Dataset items
※ ※ ※

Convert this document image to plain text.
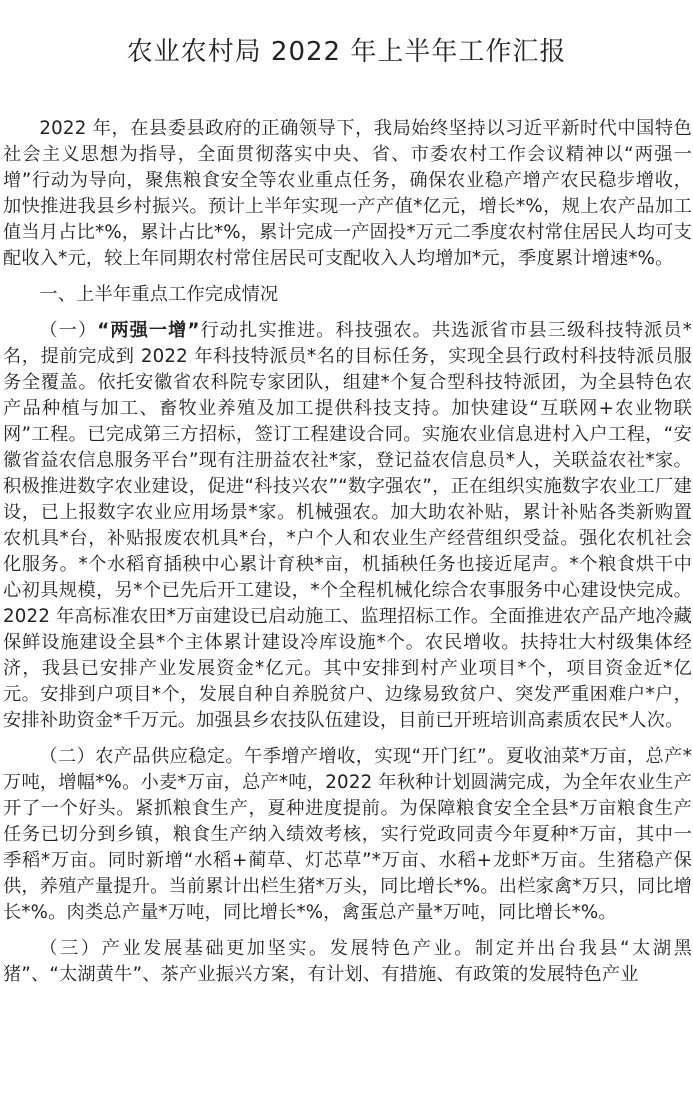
农业农村局 2022 年上半年工作汇报

2022 年，在县委县政府的正确领导下，我局始终坚持以习近平新时代中国特色社会主义思想为指导，全面贯彻落实中央、省、市委农村工作会议精神以“两强一增”行动为导向，聚焦粮食安全等农业重点任务，确保农业稳产增产农民稳步增收，加快推进我县乡村振兴。预计上半年实现一产产值*亿元，增长*%，规上农产品加工值当月占比*%，累计占比*%，累计完成一产固投*万元二季度农村常住居民人均可支配收入*元，较上年同期农村常住居民可支配收入人均增加*元，季度累计增速*%。

一、上半年重点工作完成情况

（一）“两强一增”行动扎实推进。科技强农。共选派省市县三级科技特派员*名，提前完成到 2022 年科技特派员*名的目标任务，实现全县行政村科技特派员服务全覆盖。依托安徽省农科院专家团队，组建*个复合型科技特派团，为全县特色农产品种植与加工、畜牧业养殖及加工提供科技支持。加快建设“互联网+农业物联网”工程。已完成第三方招标，签订工程建设合同。实施农业信息进村入户工程，“安徽省益农信息服务平台”现有注册益农社*家，登记益农信息员*人，关联益农社*家。积极推进数字农业建设，促进“科技兴农”“数字强农”，正在组织实施数字农业工厂建设，已上报数字农业应用场景*家。机械强农。加大助农补贴，累计补贴各类新购置农机具*台，补贴报废农机具*台，*户个人和农业生产经营组织受益。强化农机社会化服务。*个水稻育插秧中心累计育秧*亩，机插秧任务也接近尾声。*个粮食烘干中心初具规模，另*个已先后开工建设，*个全程机械化综合农事服务中心建设快完成。2022 年高标准农田*万亩建设已启动施工、监理招标工作。全面推进农产品产地冷藏保鲜设施建设全县*个主体累计建设冷库设施*个。农民增收。扶持壮大村级集体经济，我县已安排产业发展资金*亿元。其中安排到村产业项目*个，项目资金近*亿元。安排到户项目*个，发展自种自养脱贫户、边缘易致贫户、突发严重困难户*户，安排补助资金*千万元。加强县乡农技队伍建设，目前已开班培训高素质农民*人次。

（二）农产品供应稳定。午季增产增收，实现“开门红”。夏收油菜*万亩，总产*万吨，增幅*%。小麦*万亩，总产*吨，2022 年秋种计划圆满完成，为全年农业生产开了一个好头。紧抓粮食生产，夏种进度提前。为保障粮食安全全县*万亩粮食生产任务已切分到乡镇，粮食生产纳入绩效考核，实行党政同责今年夏种*万亩，其中一季稻*万亩。同时新增“水稻+蔺草、灯芯草”*万亩、水稻+龙虾*万亩。生猪稳产保供，养殖产量提升。当前累计出栏生猪*万头，同比增长*%。出栏家禽*万只，同比增长*%。肉类总产量*万吨，同比增长*%，禽蛋总产量*万吨，同比增长*%。

（三）产业发展基础更加坚实。发展特色产业。制定并出台我县“太湖黑猪”、“太湖黄牛”、茶产业振兴方案，有计划、有措施、有政策的发展特色产业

※ ※ ※

The task: Check each line of the listing above for the string "两强一增", then report only how many lines have it.

Full output: 2